#### Information supplied

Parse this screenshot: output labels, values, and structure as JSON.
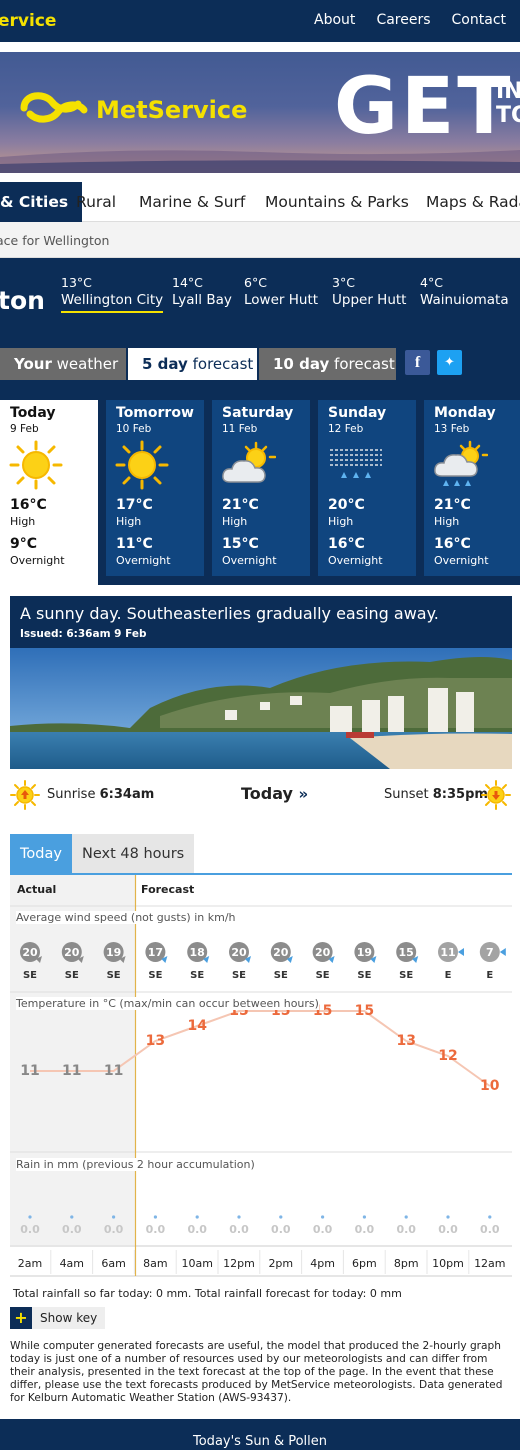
{
  "topbar": {
    "brand": "ervice",
    "nav": [
      "About",
      "Careers",
      "Contact"
    ]
  },
  "banner": {
    "logo_text": "MetService",
    "headline": "GET",
    "sub": [
      "IN",
      "TO"
    ]
  },
  "region_tabs": [
    "& Cities",
    "Rural",
    "Marine & Surf",
    "Mountains & Parks",
    "Maps & Rada"
  ],
  "breadcrumb": "ace for Wellington",
  "location": {
    "title": "ton",
    "places": [
      {
        "temp": "13°C",
        "name": "Wellington City"
      },
      {
        "temp": "14°C",
        "name": "Lyall Bay"
      },
      {
        "temp": "6°C",
        "name": "Lower Hutt"
      },
      {
        "temp": "3°C",
        "name": "Upper Hutt"
      },
      {
        "temp": "4°C",
        "name": "Wainuiomata"
      }
    ]
  },
  "forecast_tabs": {
    "your": {
      "bold": "Your",
      "rest": " weather"
    },
    "five": {
      "bold": "5 day",
      "rest": " forecast"
    },
    "ten": {
      "bold": "10 day",
      "rest": " forecast"
    }
  },
  "days": [
    {
      "name": "Today",
      "date": "9 Feb",
      "icon": "sun-icon",
      "high": "16°C",
      "high_label": "High",
      "low": "9°C",
      "low_label": "Overnight"
    },
    {
      "name": "Tomorrow",
      "date": "10 Feb",
      "icon": "sun-icon",
      "high": "17°C",
      "high_label": "High",
      "low": "11°C",
      "low_label": "Overnight"
    },
    {
      "name": "Saturday",
      "date": "11 Feb",
      "icon": "partly-cloudy-icon",
      "high": "21°C",
      "high_label": "High",
      "low": "15°C",
      "low_label": "Overnight"
    },
    {
      "name": "Sunday",
      "date": "12 Feb",
      "icon": "fog-drizzle-icon",
      "high": "20°C",
      "high_label": "High",
      "low": "16°C",
      "low_label": "Overnight"
    },
    {
      "name": "Monday",
      "date": "13 Feb",
      "icon": "sun-rain-icon",
      "high": "21°C",
      "high_label": "High",
      "low": "16°C",
      "low_label": "Overnight"
    }
  ],
  "summary": {
    "headline": "A sunny day. Southeasterlies gradually easing away.",
    "issued": "Issued: 6:36am 9 Feb"
  },
  "sun": {
    "sunrise_label": "Sunrise",
    "sunrise": "6:34am",
    "center": "Today",
    "sunset_label": "Sunset",
    "sunset": "8:35pm"
  },
  "graph_tabs": [
    "Today",
    "Next 48 hours"
  ],
  "graph": {
    "actual": "Actual",
    "forecast": "Forecast",
    "wind_label": "Average wind speed (not gusts) in km/h",
    "temp_label": "Temperature in °C (max/min can occur between hours)",
    "rain_label": "Rain in mm (previous 2 hour accumulation)",
    "times": [
      "2am",
      "4am",
      "6am",
      "8am",
      "10am",
      "12pm",
      "2pm",
      "4pm",
      "6pm",
      "8pm",
      "10pm",
      "12am"
    ],
    "wind": [
      20,
      20,
      19,
      17,
      18,
      20,
      20,
      20,
      19,
      15,
      11,
      7
    ],
    "wind_dir": [
      "SE",
      "SE",
      "SE",
      "SE",
      "SE",
      "SE",
      "SE",
      "SE",
      "SE",
      "SE",
      "E",
      "E"
    ],
    "temps": [
      11,
      11,
      11,
      13,
      14,
      15,
      15,
      15,
      15,
      13,
      12,
      10
    ],
    "rain": [
      "0.0",
      "0.0",
      "0.0",
      "0.0",
      "0.0",
      "0.0",
      "0.0",
      "0.0",
      "0.0",
      "0.0",
      "0.0",
      "0.0"
    ],
    "actual_count": 3
  },
  "rainfall_text": "Total rainfall so far today: 0 mm. Total rainfall forecast for today: 0 mm",
  "show_key": "Show key",
  "disclaimer": "While computer generated forecasts are useful, the model that produced the 2-hourly graph today is just one of a number of resources used by our meteorologists and can differ from their analysis, presented in the text forecast at the top of the page. In the event that these differ, please use the text forecasts produced by MetService meteorologists. Data generated for Kelburn Automatic Weather Station (AWS-93437).",
  "footer": "Today's Sun & Pollen"
}
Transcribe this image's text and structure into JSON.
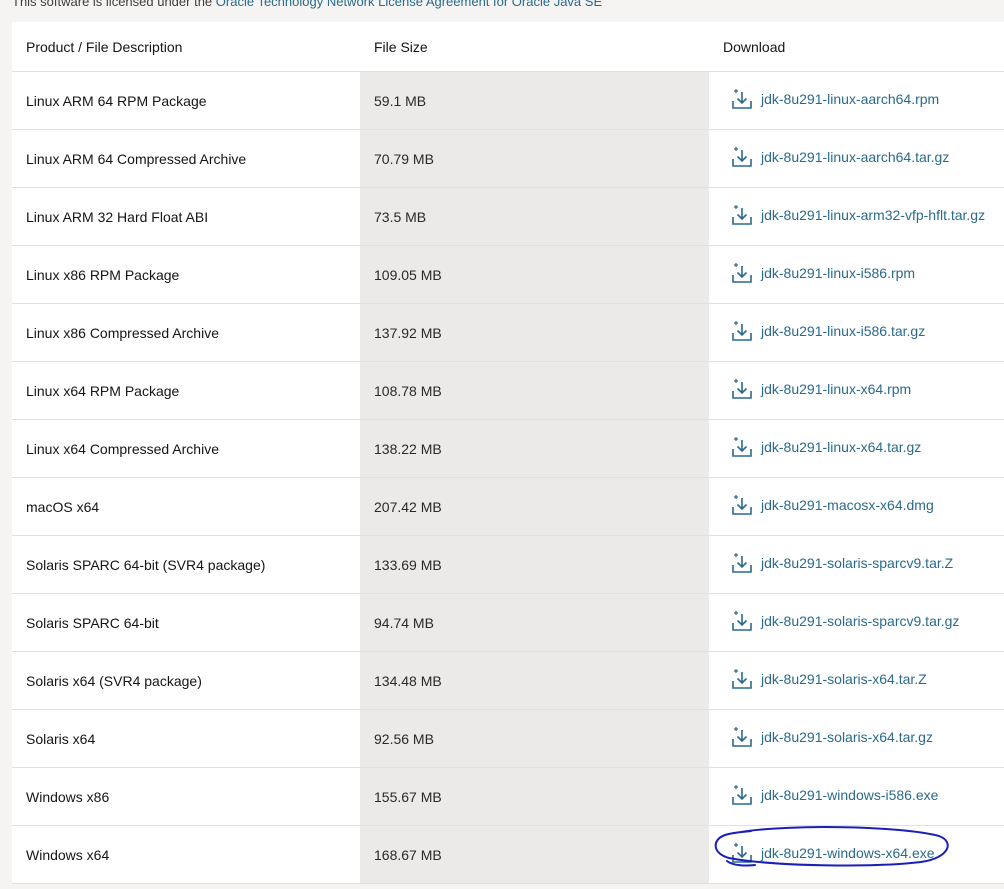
{
  "license": {
    "prefix": "This software is licensed under the ",
    "link": "Oracle Technology Network License Agreement for Oracle Java SE"
  },
  "table": {
    "headers": [
      "Product / File Description",
      "File Size",
      "Download"
    ],
    "rows": [
      {
        "desc": "Linux ARM 64 RPM Package",
        "size": "59.1 MB",
        "file": "jdk-8u291-linux-aarch64.rpm"
      },
      {
        "desc": "Linux ARM 64 Compressed Archive",
        "size": "70.79 MB",
        "file": "jdk-8u291-linux-aarch64.tar.gz"
      },
      {
        "desc": "Linux ARM 32 Hard Float ABI",
        "size": "73.5 MB",
        "file": "jdk-8u291-linux-arm32-vfp-hflt.tar.gz"
      },
      {
        "desc": "Linux x86 RPM Package",
        "size": "109.05 MB",
        "file": "jdk-8u291-linux-i586.rpm"
      },
      {
        "desc": "Linux x86 Compressed Archive",
        "size": "137.92 MB",
        "file": "jdk-8u291-linux-i586.tar.gz"
      },
      {
        "desc": "Linux x64 RPM Package",
        "size": "108.78 MB",
        "file": "jdk-8u291-linux-x64.rpm"
      },
      {
        "desc": "Linux x64 Compressed Archive",
        "size": "138.22 MB",
        "file": "jdk-8u291-linux-x64.tar.gz"
      },
      {
        "desc": "macOS x64",
        "size": "207.42 MB",
        "file": "jdk-8u291-macosx-x64.dmg"
      },
      {
        "desc": "Solaris SPARC 64-bit (SVR4 package)",
        "size": "133.69 MB",
        "file": "jdk-8u291-solaris-sparcv9.tar.Z"
      },
      {
        "desc": "Solaris SPARC 64-bit",
        "size": "94.74 MB",
        "file": "jdk-8u291-solaris-sparcv9.tar.gz"
      },
      {
        "desc": "Solaris x64 (SVR4 package)",
        "size": "134.48 MB",
        "file": "jdk-8u291-solaris-x64.tar.Z"
      },
      {
        "desc": "Solaris x64",
        "size": "92.56 MB",
        "file": "jdk-8u291-solaris-x64.tar.gz"
      },
      {
        "desc": "Windows x86",
        "size": "155.67 MB",
        "file": "jdk-8u291-windows-i586.exe"
      },
      {
        "desc": "Windows x64",
        "size": "168.67 MB",
        "file": "jdk-8u291-windows-x64.exe",
        "circled": true
      }
    ]
  },
  "icons": {
    "download": "download-icon",
    "annotation": "hand-drawn-circle-annotation"
  },
  "colors": {
    "link": "#2a6a8c",
    "size_column_bg": "#ebeae8",
    "annotation": "#1a1fb5"
  }
}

########

The records above are to be reproduced exactly; the pictures are to be left out.

[Solution for this problem]:
Parse this screenshot: output labels, values, and structure as JSON.
{
  "topbar": {
    "brand": "ervice",
    "nav": [
      "About",
      "Careers",
      "Contact"
    ]
  },
  "banner": {
    "logo_text": "MetService",
    "headline": "GET",
    "sub": [
      "IN",
      "TO"
    ]
  },
  "region_tabs": [
    "& Cities",
    "Rural",
    "Marine & Surf",
    "Mountains & Parks",
    "Maps & Rada"
  ],
  "breadcrumb": "ace for Wellington",
  "location": {
    "title": "ton",
    "places": [
      {
        "temp": "13°C",
        "name": "Wellington City"
      },
      {
        "temp": "14°C",
        "name": "Lyall Bay"
      },
      {
        "temp": "6°C",
        "name": "Lower Hutt"
      },
      {
        "temp": "3°C",
        "name": "Upper Hutt"
      },
      {
        "temp": "4°C",
        "name": "Wainuiomata"
      }
    ]
  },
  "forecast_tabs": {
    "your": {
      "bold": "Your",
      "rest": " weather"
    },
    "five": {
      "bold": "5 day",
      "rest": " forecast"
    },
    "ten": {
      "bold": "10 day",
      "rest": " forecast"
    }
  },
  "days": [
    {
      "name": "Today",
      "date": "9 Feb",
      "icon": "sun-icon",
      "high": "16°C",
      "high_label": "High",
      "low": "9°C",
      "low_label": "Overnight"
    },
    {
      "name": "Tomorrow",
      "date": "10 Feb",
      "icon": "sun-icon",
      "high": "17°C",
      "high_label": "High",
      "low": "11°C",
      "low_label": "Overnight"
    },
    {
      "name": "Saturday",
      "date": "11 Feb",
      "icon": "partly-cloudy-icon",
      "high": "21°C",
      "high_label": "High",
      "low": "15°C",
      "low_label": "Overnight"
    },
    {
      "name": "Sunday",
      "date": "12 Feb",
      "icon": "fog-drizzle-icon",
      "high": "20°C",
      "high_label": "High",
      "low": "16°C",
      "low_label": "Overnight"
    },
    {
      "name": "Monday",
      "date": "13 Feb",
      "icon": "sun-rain-icon",
      "high": "21°C",
      "high_label": "High",
      "low": "16°C",
      "low_label": "Overnight"
    }
  ],
  "summary": {
    "headline": "A sunny day. Southeasterlies gradually easing away.",
    "issued": "Issued: 6:36am 9 Feb"
  },
  "sun": {
    "sunrise_label": "Sunrise",
    "sunrise": "6:34am",
    "center": "Today",
    "sunset_label": "Sunset",
    "sunset": "8:35pm"
  },
  "graph_tabs": [
    "Today",
    "Next 48 hours"
  ],
  "graph": {
    "actual": "Actual",
    "forecast": "Forecast",
    "wind_label": "Average wind speed (not gusts) in km/h",
    "temp_label": "Temperature in °C (max/min can occur between hours)",
    "rain_label": "Rain in mm (previous 2 hour accumulation)",
    "times": [
      "2am",
      "4am",
      "6am",
      "8am",
      "10am",
      "12pm",
      "2pm",
      "4pm",
      "6pm",
      "8pm",
      "10pm",
      "12am"
    ],
    "wind": [
      20,
      20,
      19,
      17,
      18,
      20,
      20,
      20,
      19,
      15,
      11,
      7
    ],
    "wind_dir": [
      "SE",
      "SE",
      "SE",
      "SE",
      "SE",
      "SE",
      "SE",
      "SE",
      "SE",
      "SE",
      "E",
      "E"
    ],
    "temps": [
      11,
      11,
      11,
      13,
      14,
      15,
      15,
      15,
      15,
      13,
      12,
      10
    ],
    "rain": [
      "0.0",
      "0.0",
      "0.0",
      "0.0",
      "0.0",
      "0.0",
      "0.0",
      "0.0",
      "0.0",
      "0.0",
      "0.0",
      "0.0"
    ],
    "actual_count": 3
  },
  "rainfall_text": "Total rainfall so far today: 0 mm. Total rainfall forecast for today: 0 mm",
  "show_key": "Show key",
  "disclaimer": "While computer generated forecasts are useful, the model that produced the 2-hourly graph today is just one of a number of resources used by our meteorologists and can differ from their analysis, presented in the text forecast at the top of the page. In the event that these differ, please use the text forecasts produced by MetService meteorologists. Data generated for Kelburn Automatic Weather Station (AWS-93437).",
  "footer": "Today's Sun & Pollen"
}
Transcribe this image's text and structure into JSON.
{
  "license": {
    "prefix": "This software is licensed under the ",
    "link": "Oracle Technology Network License Agreement for Oracle Java SE"
  },
  "table": {
    "headers": [
      "Product / File Description",
      "File Size",
      "Download"
    ],
    "rows": [
      {
        "desc": "Linux ARM 64 RPM Package",
        "size": "59.1 MB",
        "file": "jdk-8u291-linux-aarch64.rpm"
      },
      {
        "desc": "Linux ARM 64 Compressed Archive",
        "size": "70.79 MB",
        "file": "jdk-8u291-linux-aarch64.tar.gz"
      },
      {
        "desc": "Linux ARM 32 Hard Float ABI",
        "size": "73.5 MB",
        "file": "jdk-8u291-linux-arm32-vfp-hflt.tar.gz"
      },
      {
        "desc": "Linux x86 RPM Package",
        "size": "109.05 MB",
        "file": "jdk-8u291-linux-i586.rpm"
      },
      {
        "desc": "Linux x86 Compressed Archive",
        "size": "137.92 MB",
        "file": "jdk-8u291-linux-i586.tar.gz"
      },
      {
        "desc": "Linux x64 RPM Package",
        "size": "108.78 MB",
        "file": "jdk-8u291-linux-x64.rpm"
      },
      {
        "desc": "Linux x64 Compressed Archive",
        "size": "138.22 MB",
        "file": "jdk-8u291-linux-x64.tar.gz"
      },
      {
        "desc": "macOS x64",
        "size": "207.42 MB",
        "file": "jdk-8u291-macosx-x64.dmg"
      },
      {
        "desc": "Solaris SPARC 64-bit (SVR4 package)",
        "size": "133.69 MB",
        "file": "jdk-8u291-solaris-sparcv9.tar.Z"
      },
      {
        "desc": "Solaris SPARC 64-bit",
        "size": "94.74 MB",
        "file": "jdk-8u291-solaris-sparcv9.tar.gz"
      },
      {
        "desc": "Solaris x64 (SVR4 package)",
        "size": "134.48 MB",
        "file": "jdk-8u291-solaris-x64.tar.Z"
      },
      {
        "desc": "Solaris x64",
        "size": "92.56 MB",
        "file": "jdk-8u291-solaris-x64.tar.gz"
      },
      {
        "desc": "Windows x86",
        "size": "155.67 MB",
        "file": "jdk-8u291-windows-i586.exe"
      },
      {
        "desc": "Windows x64",
        "size": "168.67 MB",
        "file": "jdk-8u291-windows-x64.exe",
        "circled": true
      }
    ]
  },
  "icons": {
    "download": "download-icon",
    "annotation": "hand-drawn-circle-annotation"
  },
  "colors": {
    "link": "#2a6a8c",
    "size_column_bg": "#ebeae8",
    "annotation": "#1a1fb5"
  }
}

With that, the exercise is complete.